** START Extracted information **
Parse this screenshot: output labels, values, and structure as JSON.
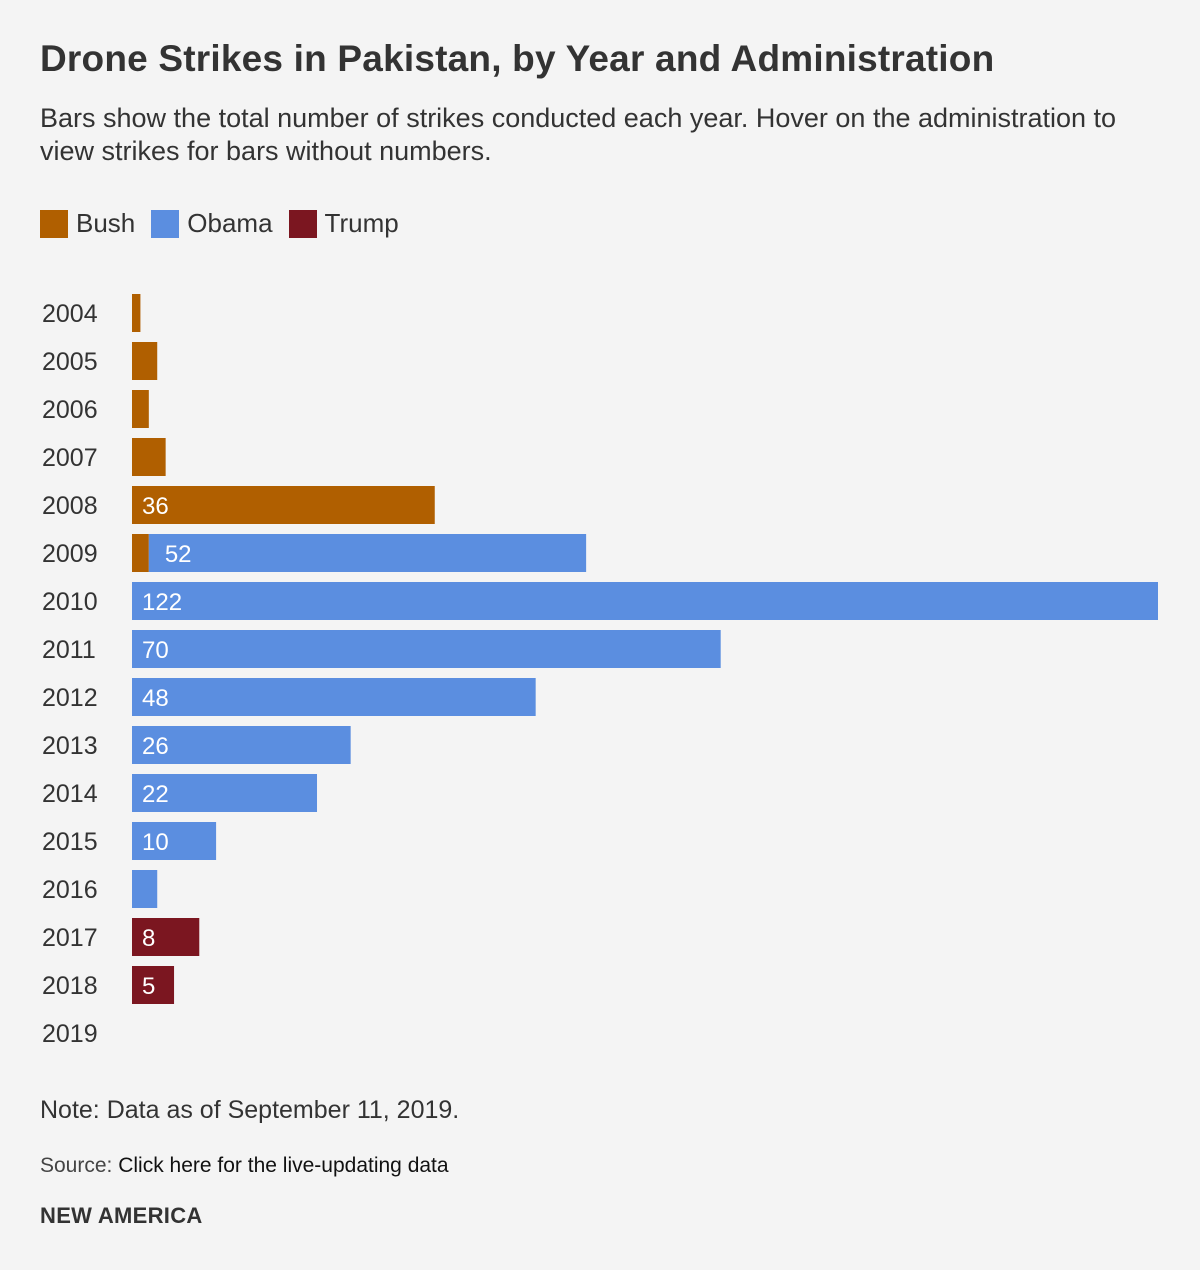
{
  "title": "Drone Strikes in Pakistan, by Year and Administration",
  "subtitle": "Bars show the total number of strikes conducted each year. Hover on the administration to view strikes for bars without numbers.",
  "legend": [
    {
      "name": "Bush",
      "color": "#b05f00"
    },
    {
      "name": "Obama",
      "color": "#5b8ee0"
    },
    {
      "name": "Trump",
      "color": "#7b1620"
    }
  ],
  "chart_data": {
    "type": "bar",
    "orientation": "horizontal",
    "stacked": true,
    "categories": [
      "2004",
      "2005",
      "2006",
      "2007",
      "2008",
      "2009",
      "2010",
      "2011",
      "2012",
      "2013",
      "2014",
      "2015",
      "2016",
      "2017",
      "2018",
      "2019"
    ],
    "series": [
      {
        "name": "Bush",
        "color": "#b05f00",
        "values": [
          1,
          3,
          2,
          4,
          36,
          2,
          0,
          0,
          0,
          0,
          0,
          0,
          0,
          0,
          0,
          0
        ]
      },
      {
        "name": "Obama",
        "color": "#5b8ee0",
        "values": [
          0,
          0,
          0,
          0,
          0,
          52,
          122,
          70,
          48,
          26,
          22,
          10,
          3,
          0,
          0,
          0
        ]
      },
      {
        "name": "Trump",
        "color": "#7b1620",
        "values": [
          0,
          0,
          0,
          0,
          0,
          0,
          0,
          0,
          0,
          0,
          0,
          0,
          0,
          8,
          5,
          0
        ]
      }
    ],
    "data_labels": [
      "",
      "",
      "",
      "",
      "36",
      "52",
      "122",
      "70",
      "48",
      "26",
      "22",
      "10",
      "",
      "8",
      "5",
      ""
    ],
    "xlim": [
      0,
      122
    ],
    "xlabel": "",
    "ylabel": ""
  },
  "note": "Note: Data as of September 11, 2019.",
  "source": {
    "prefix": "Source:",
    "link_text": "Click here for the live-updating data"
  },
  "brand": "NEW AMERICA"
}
** END Extracted information **
** START Extracted information **
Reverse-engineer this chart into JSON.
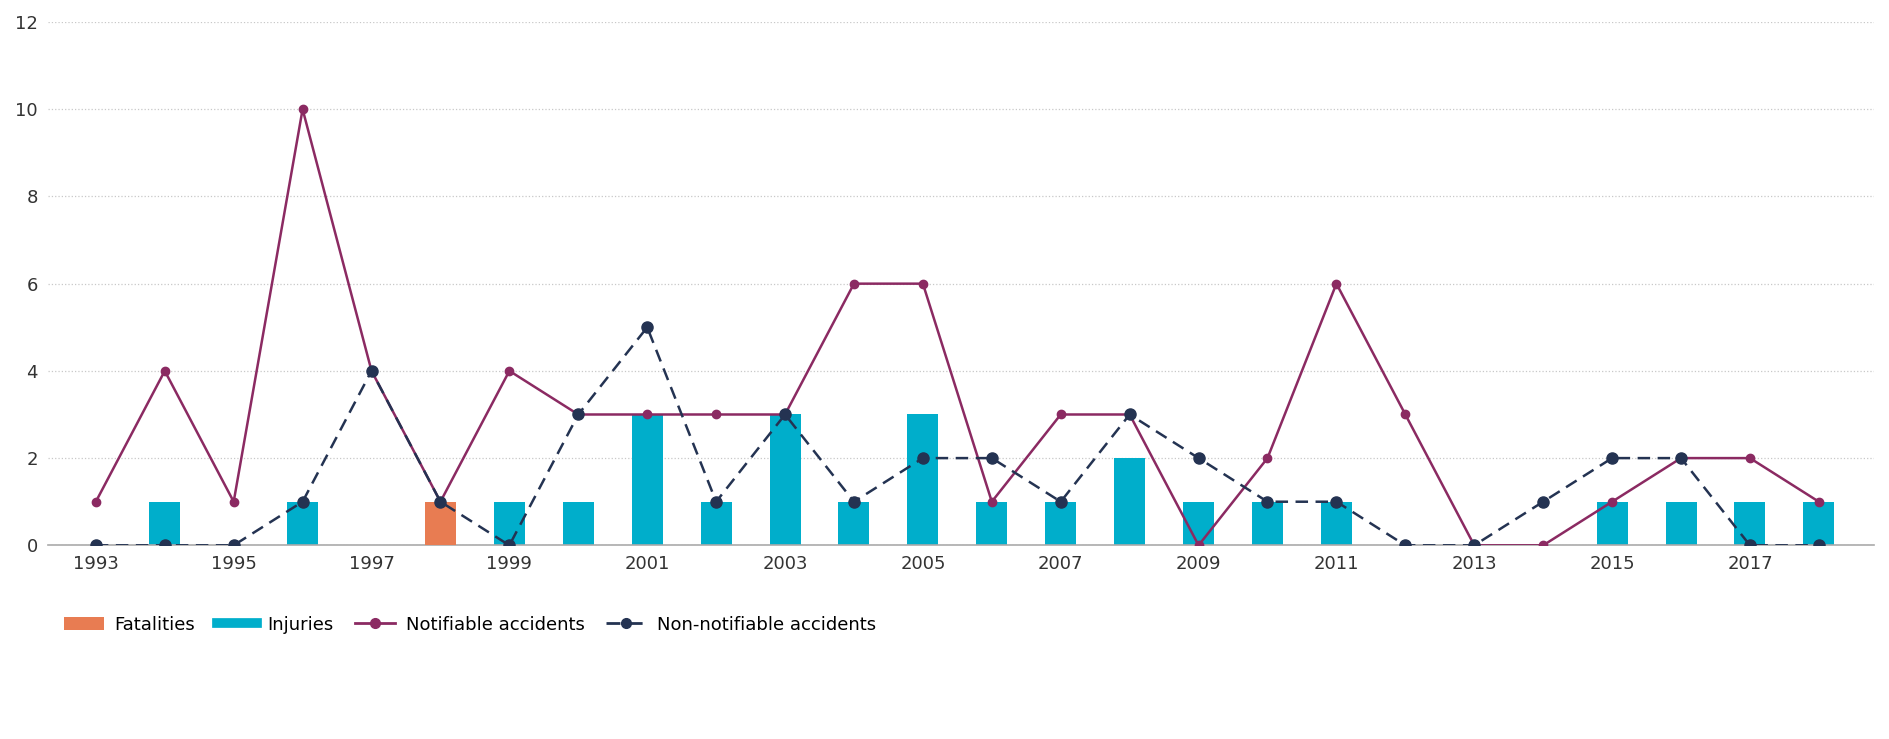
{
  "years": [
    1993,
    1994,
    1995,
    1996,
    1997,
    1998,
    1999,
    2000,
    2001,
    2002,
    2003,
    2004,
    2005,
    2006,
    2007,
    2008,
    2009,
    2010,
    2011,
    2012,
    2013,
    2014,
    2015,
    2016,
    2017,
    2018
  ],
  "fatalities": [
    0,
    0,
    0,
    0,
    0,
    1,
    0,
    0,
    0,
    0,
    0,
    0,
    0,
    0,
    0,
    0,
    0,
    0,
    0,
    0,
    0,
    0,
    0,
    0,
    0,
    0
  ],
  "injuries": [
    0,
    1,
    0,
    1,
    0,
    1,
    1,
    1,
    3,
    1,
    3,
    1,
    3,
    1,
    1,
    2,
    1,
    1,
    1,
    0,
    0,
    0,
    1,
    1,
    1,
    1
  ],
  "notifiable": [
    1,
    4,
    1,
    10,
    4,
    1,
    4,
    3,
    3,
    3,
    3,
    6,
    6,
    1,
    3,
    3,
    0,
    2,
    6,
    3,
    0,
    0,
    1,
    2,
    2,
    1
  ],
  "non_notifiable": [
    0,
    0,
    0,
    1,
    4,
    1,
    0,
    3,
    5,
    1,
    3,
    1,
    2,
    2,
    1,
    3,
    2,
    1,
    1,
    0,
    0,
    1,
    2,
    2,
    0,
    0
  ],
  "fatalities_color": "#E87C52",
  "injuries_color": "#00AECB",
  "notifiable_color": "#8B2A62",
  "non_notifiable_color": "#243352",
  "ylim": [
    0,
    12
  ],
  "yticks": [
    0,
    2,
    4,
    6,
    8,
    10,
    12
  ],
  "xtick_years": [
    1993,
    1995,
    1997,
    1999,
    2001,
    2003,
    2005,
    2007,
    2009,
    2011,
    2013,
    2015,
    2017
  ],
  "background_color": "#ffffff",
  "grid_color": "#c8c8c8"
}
** END Extracted information **
» **Written problem**
Choose all lines containing the string "name" and copy them out.

» **Answer below**
      "name": "Bush",
      "name": "Obama",
      "name": "Trump",
        "name": "Bush",
        "name": "Obama",
        "name": "Trump",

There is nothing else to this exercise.